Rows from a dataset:
▼

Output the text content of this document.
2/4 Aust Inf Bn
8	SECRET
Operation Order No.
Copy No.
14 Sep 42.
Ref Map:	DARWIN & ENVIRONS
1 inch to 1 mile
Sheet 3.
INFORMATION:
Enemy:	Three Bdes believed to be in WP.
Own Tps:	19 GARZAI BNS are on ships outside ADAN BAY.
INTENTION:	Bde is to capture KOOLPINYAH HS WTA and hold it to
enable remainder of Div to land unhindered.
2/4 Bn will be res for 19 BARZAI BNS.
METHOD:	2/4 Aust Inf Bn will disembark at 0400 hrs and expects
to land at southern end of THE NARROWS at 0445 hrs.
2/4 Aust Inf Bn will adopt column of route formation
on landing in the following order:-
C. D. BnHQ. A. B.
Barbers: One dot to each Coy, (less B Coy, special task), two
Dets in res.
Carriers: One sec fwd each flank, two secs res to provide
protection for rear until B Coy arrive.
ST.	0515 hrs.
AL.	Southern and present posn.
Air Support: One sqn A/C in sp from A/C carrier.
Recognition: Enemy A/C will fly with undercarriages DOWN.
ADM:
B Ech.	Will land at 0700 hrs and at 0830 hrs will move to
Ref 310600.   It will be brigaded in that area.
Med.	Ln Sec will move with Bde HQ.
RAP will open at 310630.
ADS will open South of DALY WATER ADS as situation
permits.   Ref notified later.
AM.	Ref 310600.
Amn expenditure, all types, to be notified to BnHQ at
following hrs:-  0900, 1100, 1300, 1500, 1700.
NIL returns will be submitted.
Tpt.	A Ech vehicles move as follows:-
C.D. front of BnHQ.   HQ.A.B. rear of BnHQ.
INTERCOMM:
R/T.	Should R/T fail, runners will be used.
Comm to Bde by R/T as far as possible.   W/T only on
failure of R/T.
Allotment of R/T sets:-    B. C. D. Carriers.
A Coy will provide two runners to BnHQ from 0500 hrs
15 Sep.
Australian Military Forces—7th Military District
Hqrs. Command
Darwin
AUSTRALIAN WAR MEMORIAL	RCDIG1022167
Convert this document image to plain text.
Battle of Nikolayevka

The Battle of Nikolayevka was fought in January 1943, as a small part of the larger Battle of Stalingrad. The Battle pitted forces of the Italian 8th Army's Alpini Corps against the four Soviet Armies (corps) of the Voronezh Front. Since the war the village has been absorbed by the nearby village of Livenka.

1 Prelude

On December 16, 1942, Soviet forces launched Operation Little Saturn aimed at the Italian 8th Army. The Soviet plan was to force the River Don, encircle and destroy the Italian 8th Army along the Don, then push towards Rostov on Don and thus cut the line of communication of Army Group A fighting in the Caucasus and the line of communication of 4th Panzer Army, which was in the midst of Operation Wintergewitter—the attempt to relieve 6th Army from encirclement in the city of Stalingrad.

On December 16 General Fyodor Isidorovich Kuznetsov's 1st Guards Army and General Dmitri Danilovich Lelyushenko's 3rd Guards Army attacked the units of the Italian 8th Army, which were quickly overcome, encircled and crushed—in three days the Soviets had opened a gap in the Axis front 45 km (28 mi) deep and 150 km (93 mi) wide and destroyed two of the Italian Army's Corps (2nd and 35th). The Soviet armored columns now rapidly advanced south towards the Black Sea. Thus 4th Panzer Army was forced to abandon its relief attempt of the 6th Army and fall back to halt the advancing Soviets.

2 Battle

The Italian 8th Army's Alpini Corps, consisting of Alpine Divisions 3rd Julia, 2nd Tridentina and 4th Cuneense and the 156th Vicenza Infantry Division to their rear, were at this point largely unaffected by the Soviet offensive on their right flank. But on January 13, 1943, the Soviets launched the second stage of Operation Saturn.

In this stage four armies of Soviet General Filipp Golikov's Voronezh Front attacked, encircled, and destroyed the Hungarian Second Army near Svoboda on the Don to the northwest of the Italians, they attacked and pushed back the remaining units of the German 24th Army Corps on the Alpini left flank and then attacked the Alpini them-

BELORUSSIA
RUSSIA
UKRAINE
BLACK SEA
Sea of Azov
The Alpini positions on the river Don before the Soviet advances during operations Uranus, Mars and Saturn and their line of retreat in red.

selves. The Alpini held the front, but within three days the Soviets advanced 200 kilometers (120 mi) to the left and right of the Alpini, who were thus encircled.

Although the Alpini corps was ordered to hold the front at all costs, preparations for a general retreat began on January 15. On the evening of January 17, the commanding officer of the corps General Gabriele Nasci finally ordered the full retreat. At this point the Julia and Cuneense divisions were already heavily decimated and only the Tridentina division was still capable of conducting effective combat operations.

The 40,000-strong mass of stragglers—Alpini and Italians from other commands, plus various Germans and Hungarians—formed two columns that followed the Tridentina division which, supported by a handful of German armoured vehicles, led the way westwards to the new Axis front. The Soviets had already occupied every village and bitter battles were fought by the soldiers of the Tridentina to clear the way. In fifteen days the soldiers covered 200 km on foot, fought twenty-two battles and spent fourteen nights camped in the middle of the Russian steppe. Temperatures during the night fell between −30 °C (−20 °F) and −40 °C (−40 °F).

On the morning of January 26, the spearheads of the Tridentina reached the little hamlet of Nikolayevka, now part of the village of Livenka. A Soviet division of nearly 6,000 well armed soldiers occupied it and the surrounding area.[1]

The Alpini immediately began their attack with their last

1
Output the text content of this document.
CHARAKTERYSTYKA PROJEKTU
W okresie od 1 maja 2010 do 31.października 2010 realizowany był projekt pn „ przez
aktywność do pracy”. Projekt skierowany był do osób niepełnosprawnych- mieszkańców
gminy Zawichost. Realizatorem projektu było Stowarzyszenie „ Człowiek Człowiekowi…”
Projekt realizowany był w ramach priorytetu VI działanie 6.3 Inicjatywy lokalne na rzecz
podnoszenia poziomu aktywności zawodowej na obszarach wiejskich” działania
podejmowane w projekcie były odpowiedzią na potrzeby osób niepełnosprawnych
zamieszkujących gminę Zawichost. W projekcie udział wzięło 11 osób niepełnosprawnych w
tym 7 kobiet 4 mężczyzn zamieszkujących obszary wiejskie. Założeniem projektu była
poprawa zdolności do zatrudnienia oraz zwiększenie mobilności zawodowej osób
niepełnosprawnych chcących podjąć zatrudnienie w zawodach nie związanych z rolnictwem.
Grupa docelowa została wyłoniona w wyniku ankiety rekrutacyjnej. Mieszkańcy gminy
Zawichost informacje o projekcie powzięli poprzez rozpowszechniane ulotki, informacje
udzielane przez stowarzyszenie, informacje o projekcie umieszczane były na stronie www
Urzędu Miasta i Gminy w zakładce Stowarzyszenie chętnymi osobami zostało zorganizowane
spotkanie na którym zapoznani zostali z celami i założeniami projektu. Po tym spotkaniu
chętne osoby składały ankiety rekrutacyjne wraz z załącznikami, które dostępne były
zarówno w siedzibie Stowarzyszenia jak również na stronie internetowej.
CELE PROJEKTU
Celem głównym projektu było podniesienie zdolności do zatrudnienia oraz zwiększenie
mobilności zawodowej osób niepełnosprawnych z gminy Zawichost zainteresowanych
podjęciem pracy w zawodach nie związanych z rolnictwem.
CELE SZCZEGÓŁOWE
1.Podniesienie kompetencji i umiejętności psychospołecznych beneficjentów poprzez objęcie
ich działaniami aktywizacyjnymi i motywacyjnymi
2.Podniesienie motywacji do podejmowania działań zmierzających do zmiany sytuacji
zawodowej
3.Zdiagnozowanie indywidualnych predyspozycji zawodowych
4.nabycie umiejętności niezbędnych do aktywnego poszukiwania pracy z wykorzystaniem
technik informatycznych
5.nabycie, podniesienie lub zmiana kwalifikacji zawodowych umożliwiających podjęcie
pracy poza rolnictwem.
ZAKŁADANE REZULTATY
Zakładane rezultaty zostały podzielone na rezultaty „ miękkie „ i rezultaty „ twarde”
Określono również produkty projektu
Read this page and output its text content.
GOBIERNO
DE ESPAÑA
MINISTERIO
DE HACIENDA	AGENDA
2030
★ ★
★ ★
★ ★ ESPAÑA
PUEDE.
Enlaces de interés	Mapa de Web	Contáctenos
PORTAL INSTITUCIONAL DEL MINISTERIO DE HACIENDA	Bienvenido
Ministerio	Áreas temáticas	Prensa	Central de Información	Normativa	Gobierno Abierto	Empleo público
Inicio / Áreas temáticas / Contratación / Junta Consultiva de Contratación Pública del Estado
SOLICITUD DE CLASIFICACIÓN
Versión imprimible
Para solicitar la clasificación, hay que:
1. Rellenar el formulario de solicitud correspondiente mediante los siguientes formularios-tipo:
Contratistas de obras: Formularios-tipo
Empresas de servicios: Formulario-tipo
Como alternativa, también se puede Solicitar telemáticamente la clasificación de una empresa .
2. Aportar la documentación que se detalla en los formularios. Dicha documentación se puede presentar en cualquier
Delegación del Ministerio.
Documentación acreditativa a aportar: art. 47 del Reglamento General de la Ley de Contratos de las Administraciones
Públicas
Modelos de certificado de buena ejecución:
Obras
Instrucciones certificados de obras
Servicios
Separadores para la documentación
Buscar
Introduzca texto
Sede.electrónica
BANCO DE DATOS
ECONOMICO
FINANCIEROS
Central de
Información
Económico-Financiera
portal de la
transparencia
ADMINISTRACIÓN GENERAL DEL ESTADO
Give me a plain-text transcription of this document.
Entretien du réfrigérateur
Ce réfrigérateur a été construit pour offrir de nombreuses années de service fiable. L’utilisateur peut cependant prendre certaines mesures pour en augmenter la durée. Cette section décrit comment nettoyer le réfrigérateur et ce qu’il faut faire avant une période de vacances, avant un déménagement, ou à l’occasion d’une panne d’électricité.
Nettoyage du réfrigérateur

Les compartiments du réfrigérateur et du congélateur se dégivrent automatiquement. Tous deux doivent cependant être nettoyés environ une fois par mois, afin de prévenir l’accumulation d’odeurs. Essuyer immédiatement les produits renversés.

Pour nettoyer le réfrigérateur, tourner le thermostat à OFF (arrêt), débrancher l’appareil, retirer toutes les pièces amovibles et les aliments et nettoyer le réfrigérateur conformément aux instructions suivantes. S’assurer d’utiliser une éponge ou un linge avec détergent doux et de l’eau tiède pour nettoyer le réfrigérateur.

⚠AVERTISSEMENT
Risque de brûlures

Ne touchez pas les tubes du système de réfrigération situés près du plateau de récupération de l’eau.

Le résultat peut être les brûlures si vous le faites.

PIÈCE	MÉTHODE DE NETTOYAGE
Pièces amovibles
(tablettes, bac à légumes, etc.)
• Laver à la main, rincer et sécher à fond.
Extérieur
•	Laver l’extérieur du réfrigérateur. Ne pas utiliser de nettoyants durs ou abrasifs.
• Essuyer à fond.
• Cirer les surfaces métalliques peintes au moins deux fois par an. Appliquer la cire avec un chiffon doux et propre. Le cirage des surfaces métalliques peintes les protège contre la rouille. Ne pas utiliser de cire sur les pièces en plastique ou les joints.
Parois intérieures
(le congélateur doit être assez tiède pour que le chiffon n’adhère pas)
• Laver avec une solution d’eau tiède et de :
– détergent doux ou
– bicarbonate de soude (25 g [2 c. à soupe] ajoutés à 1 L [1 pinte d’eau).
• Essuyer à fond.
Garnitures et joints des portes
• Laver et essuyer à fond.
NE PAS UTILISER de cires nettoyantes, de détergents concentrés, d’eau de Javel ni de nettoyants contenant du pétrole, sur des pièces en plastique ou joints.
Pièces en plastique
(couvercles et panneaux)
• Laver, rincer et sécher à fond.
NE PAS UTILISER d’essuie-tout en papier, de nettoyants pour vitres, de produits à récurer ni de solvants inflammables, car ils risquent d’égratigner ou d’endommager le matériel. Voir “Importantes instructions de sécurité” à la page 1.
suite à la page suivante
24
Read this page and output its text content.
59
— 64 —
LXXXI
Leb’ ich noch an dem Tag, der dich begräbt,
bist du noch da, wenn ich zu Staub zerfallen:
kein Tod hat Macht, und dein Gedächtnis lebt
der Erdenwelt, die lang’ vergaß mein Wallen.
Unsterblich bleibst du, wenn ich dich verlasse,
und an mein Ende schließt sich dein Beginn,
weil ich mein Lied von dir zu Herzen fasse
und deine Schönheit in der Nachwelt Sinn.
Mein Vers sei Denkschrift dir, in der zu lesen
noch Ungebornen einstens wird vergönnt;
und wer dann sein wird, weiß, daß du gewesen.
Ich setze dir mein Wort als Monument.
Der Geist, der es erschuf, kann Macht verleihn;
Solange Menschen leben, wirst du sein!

▲

Exercise description: Search the entries for the string "ankiety" and collect each line that has it.

Exercise solution:
Grupa docelowa została wyłoniona w wyniku ankiety rekrutacyjnej. Mieszkańcy gminy
chętne osoby składały ankiety rekrutacyjne wraz z załącznikami, które dostępne były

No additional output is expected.